:: Page excerpt ::
+ + +

A few years ago we had dinner with some neighbors at an Italian restaurant in North Beach. Soon after we sat down I realized, much to my horror, that I’d left my purse in the car. (What else is new?) Immediately our neighbor stood up to go retrieve my purse from the parking garage. He was willing to miss out on 20 minutes of Manhattans and merriment just to protect me from having to navigate the dark garage alone. (And I do mean “navigate,” because everyone knows I wouldn’t have been able to find the car.) Why should he go and not me? Well, he’s a tall ex-D.A. and not, I suppose, as easy a prey. And what if he hadn’t offered? Who is to say that I wouldn’t have ended up in the morgue?
I joke (sort of), but we really don’t know, do we, how many times we’ve been led away from a bad turn by a seemingly innocuous act of grace?
***
I can think of only one instance when people’s good intentions had an adverse effect on me. It was when they inadvertently convinced me that my plane was going down.
I’m just one of many folks who suffer from fear of flying (aerophobia). Nothing awful has happened to me in the air, but someone once told me that a disabled plane takes a full two minutes to plummet out of the sky, and although I have no idea whether it’s true, I can’t get that terror out of my head. Anyhoo, a few years ago we were preparing to visit Julie’s family in Kentucky, and the night before the flight, an unusually large number of people called me – some of whom otherwise never spoke to me on the phone. And for whatever reason, many of these people ended up saying “I love you” to me. Now, I am a sentimental person, but typically I don’t run around saying “I love you” willy-nilly to others. I mean, it’s really kind of rare. Yet on this night, I heard it over and over again. It made no sense. Something was terribly wrong. I became unswervingly convinced that the plane was going to go down and this would be my very last night on earth.
All those nice people were unknowingly contributing to my horror and dread!
It took all of Julie’s powers of persuasion to drag me to the airport the next day. I think I may have had to take an Ativan. (Or, as one friend calls it, “Vitamin A.”)
***
Last week, Stephen Colbert mentioned that when he was at his dying mother’s bedside, his sister started to sing the Everly Brothers’ “All I Have To Do Is Dream.” When Stephen joined in on harmony, his mother asked if she was already in heaven, hearing her two children sing to her so beautifully. Colbert was interviewing Elvis Costello as he told the story, and he thanked Costello for having browbeaten him into learning the harmony part to that song many years ago. Elvis’ encouragement had, many years afterward, assisted in the heavenly passing of Colbert’s mother. Costello had had no idea.

+ + +

:: Data in this exercise ::
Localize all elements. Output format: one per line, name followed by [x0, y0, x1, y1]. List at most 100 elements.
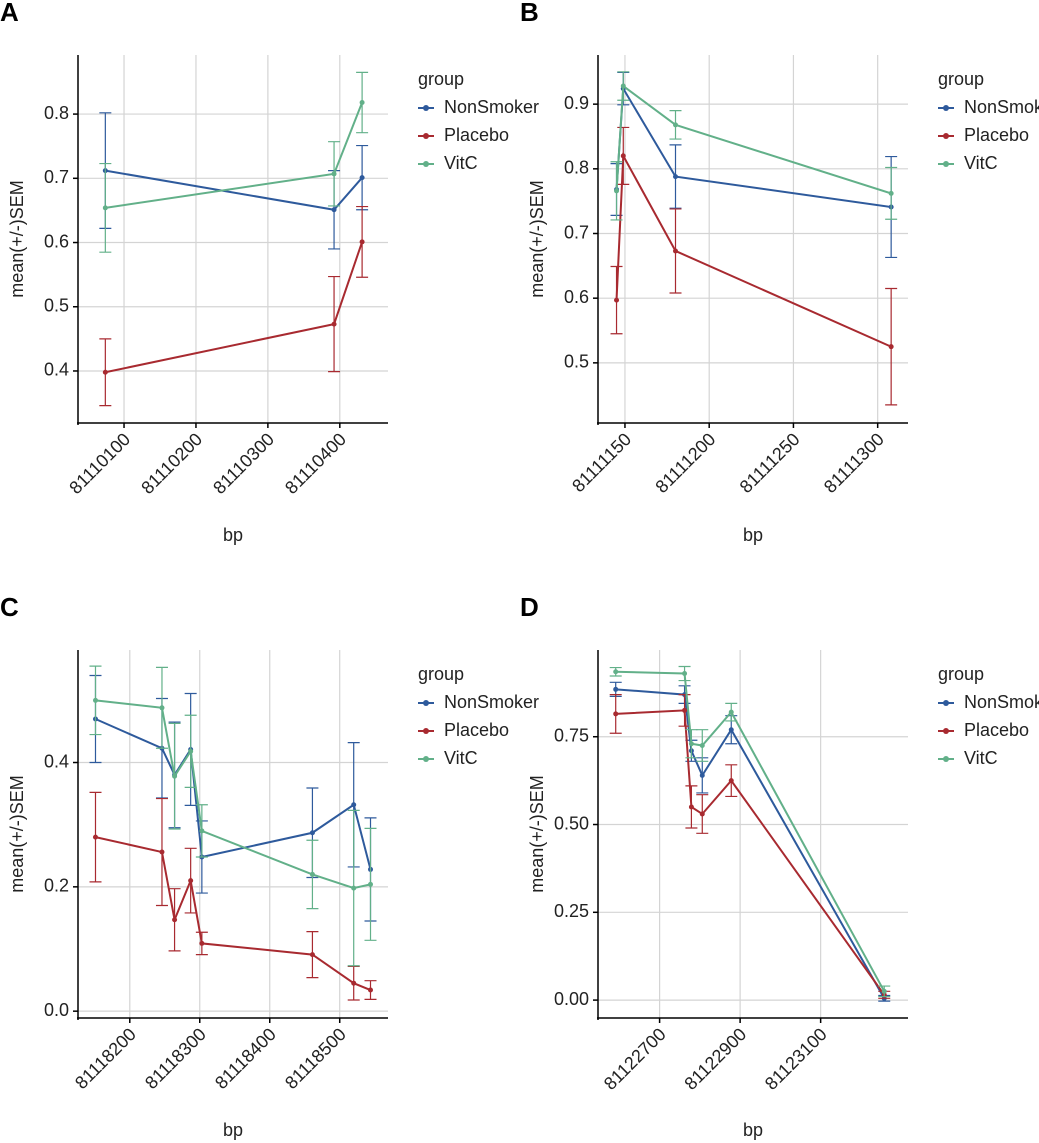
point — [682, 707, 688, 713]
y-axis-label: mean(+/-)SEM — [7, 775, 27, 893]
y-tick-label: 0.5 — [44, 296, 69, 316]
x-tick-label: 81118300 — [141, 1024, 210, 1093]
x-tick-label: 81118500 — [281, 1024, 350, 1093]
y-axis-label: mean(+/-)SEM — [527, 775, 547, 893]
legend-swatch — [943, 105, 949, 111]
point — [172, 917, 178, 923]
x-tick-label: 81118200 — [71, 1024, 140, 1093]
point — [199, 828, 205, 834]
point — [620, 83, 626, 89]
y-tick-label: 0.0 — [44, 1000, 69, 1020]
legend-label: Placebo — [444, 125, 509, 145]
panel: D 0.00 0.25 0.50 0.75 81122700 81122900 8112310… — [520, 592, 1039, 1140]
panel-label: C — [0, 592, 19, 622]
legend-label: Placebo — [964, 125, 1029, 145]
x-tick-label: 81122900 — [680, 1024, 750, 1094]
point — [309, 952, 315, 958]
legend-label: VitC — [964, 153, 998, 173]
point — [199, 940, 205, 946]
y-tick-label: 0.00 — [554, 989, 589, 1009]
y-tick-label: 0.2 — [44, 876, 69, 896]
point — [682, 671, 688, 677]
point — [331, 171, 337, 177]
point — [888, 190, 894, 196]
panel: C 0.0 0.2 0.4 81118200 81118300 81118400 811185… — [0, 592, 539, 1140]
y-tick-label: 0.7 — [564, 222, 589, 242]
y-tick-label: 0.25 — [554, 901, 589, 921]
point — [309, 830, 315, 836]
point — [359, 175, 365, 181]
legend-swatch — [943, 700, 949, 706]
y-tick-label: 0.7 — [44, 167, 69, 187]
legend-label: Placebo — [964, 720, 1029, 740]
point — [673, 122, 678, 128]
point — [359, 239, 365, 245]
legend-swatch — [943, 756, 949, 762]
point — [613, 669, 619, 675]
point — [92, 697, 98, 703]
point — [172, 773, 178, 779]
series-line — [615, 709, 886, 996]
point — [351, 885, 357, 891]
legend-swatch — [423, 161, 429, 167]
point — [102, 369, 108, 375]
series-line — [615, 688, 886, 999]
series-line — [95, 718, 372, 870]
legend-title: group — [938, 664, 984, 684]
legend-label: VitC — [444, 153, 478, 173]
point — [368, 987, 374, 993]
point — [614, 297, 620, 303]
point — [159, 849, 165, 855]
y-tick-label: 0.8 — [44, 103, 69, 123]
legend-swatch — [423, 756, 429, 762]
point — [613, 711, 619, 717]
series-line — [615, 85, 892, 208]
x-tick-label: 81111200 — [651, 429, 719, 497]
y-tick-label: 0.5 — [564, 352, 589, 372]
y-axis-label: mean(+/-)SEM — [7, 180, 27, 298]
point — [699, 811, 705, 817]
x-tick-label: 81111250 — [736, 429, 804, 497]
point — [620, 153, 626, 159]
x-axis-label: bp — [223, 1120, 243, 1140]
point — [728, 778, 734, 784]
point — [351, 980, 357, 986]
y-tick-label: 0.75 — [554, 725, 589, 745]
point — [688, 741, 694, 747]
series-line — [95, 699, 371, 890]
point — [188, 748, 194, 754]
point — [888, 344, 894, 350]
legend-swatch — [943, 161, 949, 167]
legend-swatch — [423, 133, 429, 139]
x-tick-label: 81110400 — [281, 429, 350, 498]
x-tick-label: 81110100 — [65, 429, 134, 498]
y-tick-label: 0.6 — [44, 231, 69, 251]
panel-label: A — [0, 0, 19, 27]
point — [688, 804, 694, 810]
legend-label: NonSmoker — [964, 692, 1039, 712]
legend-label: NonSmoker — [444, 692, 539, 712]
point — [351, 802, 357, 808]
series-line — [105, 169, 363, 211]
point — [673, 248, 678, 254]
panel: B 0.5 0.6 0.7 0.8 0.9 81111150 81111200 81111250… — [520, 0, 1039, 545]
point — [188, 878, 194, 884]
point — [159, 705, 165, 711]
point — [881, 988, 887, 994]
point — [613, 686, 619, 692]
point — [331, 321, 337, 327]
x-tick-label: 81118400 — [211, 1024, 280, 1093]
series-line — [95, 836, 371, 991]
legend-label: Placebo — [444, 720, 509, 740]
legend-label: NonSmoker — [444, 97, 539, 117]
legend-label: NonSmoker — [964, 97, 1039, 117]
panel-label: B — [520, 0, 539, 27]
y-tick-label: 0.6 — [564, 287, 589, 307]
x-axis-label: bp — [743, 1120, 763, 1140]
point — [728, 709, 734, 715]
point — [699, 772, 705, 778]
legend-swatch — [943, 728, 949, 734]
legend-swatch — [423, 728, 429, 734]
series-line — [615, 152, 892, 348]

+ + +

:: Job 1 ::
In the essay, which song did Colbert's sister start singing at their mother's bedside?
:: Job 2 ::
Render the rows between the line holding "point — [682, 707, 688, 713]" and the line holding "point — [620, 153, 626, 159]", inclusive, as a numbered list without blank lines.
The essay and the rows have no connection to each other.

:: Final answer 1 ::
The Everly Brothers' "All I Have To Do Is Dream."

:: Final answer 2 ::
1. point — [682, 707, 688, 713]
2. y-axis-label: mean(+/-)SEM — [7, 775, 27, 893]
3. y-tick-label: 0.5 — [44, 296, 69, 316]
4. x-tick-label: 81118300 — [141, 1024, 210, 1093]
5. x-tick-label: 81118500 — [281, 1024, 350, 1093]
6. y-axis-label: mean(+/-)SEM — [527, 775, 547, 893]
7. legend-swatch — [943, 105, 949, 111]
8. point — [172, 917, 178, 923]
9. x-tick-label: 81118200 — [71, 1024, 140, 1093]
10. point — [199, 828, 205, 834]
11. point — [620, 83, 626, 89]
12. y-tick-label: 0.0 — [44, 1000, 69, 1020]
13. legend-label: Placebo — [444, 125, 509, 145]
14. panel: D 0.00 0.25 0.50 0.75 81122700 81122900 8112310… — [520, 592, 1039, 1140]
15. panel-label: C — [0, 592, 19, 622]
16. legend-label: Placebo — [964, 125, 1029, 145]
17. x-tick-label: 81122900 — [680, 1024, 750, 1094]
18. point — [309, 952, 315, 958]
19. legend-label: VitC — [964, 153, 998, 173]
20. point — [199, 940, 205, 946]
21. y-tick-label: 0.00 — [554, 989, 589, 1009]
22. y-tick-label: 0.2 — [44, 876, 69, 896]
23. point — [682, 671, 688, 677]
24. point — [331, 171, 337, 177]
25. point — [888, 190, 894, 196]
26. panel: C 0.0 0.2 0.4 81118200 81118300 81118400 811185… — [0, 592, 539, 1140]
27. y-tick-label: 0.7 — [564, 222, 589, 242]
28. y-tick-label: 0.25 — [554, 901, 589, 921]
29. point — [309, 830, 315, 836]
30. point — [359, 175, 365, 181]
31. legend-swatch — [943, 700, 949, 706]
32. y-tick-label: 0.7 — [44, 167, 69, 187]
33. legend-label: Placebo — [964, 720, 1029, 740]
34. point — [673, 122, 678, 128]
35. point — [359, 239, 365, 245]
36. legend-swatch — [943, 756, 949, 762]
37. point — [613, 669, 619, 675]
38. point — [92, 697, 98, 703]
39. point — [172, 773, 178, 779]
40. series-line — [615, 709, 886, 996]
41. point — [351, 885, 357, 891]
42. legend-swatch — [423, 161, 429, 167]
43. point — [102, 369, 108, 375]
44. series-line — [615, 688, 886, 999]
45. series-line — [95, 718, 372, 870]
46. legend-title: group — [938, 664, 984, 684]
47. legend-label: VitC — [444, 153, 478, 173]
48. point — [368, 987, 374, 993]
49. point — [614, 297, 620, 303]
50. point — [159, 849, 165, 855]
51. y-tick-label: 0.8 — [44, 103, 69, 123]
52. legend-swatch — [423, 756, 429, 762]
53. point — [613, 711, 619, 717]
54. series-line — [615, 85, 892, 208]
55. x-tick-label: 81111200 — [651, 429, 719, 497]
56. y-tick-label: 0.5 — [564, 352, 589, 372]
57. y-axis-label: mean(+/-)SEM — [7, 180, 27, 298]
58. point — [699, 811, 705, 817]
59. x-tick-label: 81111250 — [736, 429, 804, 497]
60. point — [620, 153, 626, 159]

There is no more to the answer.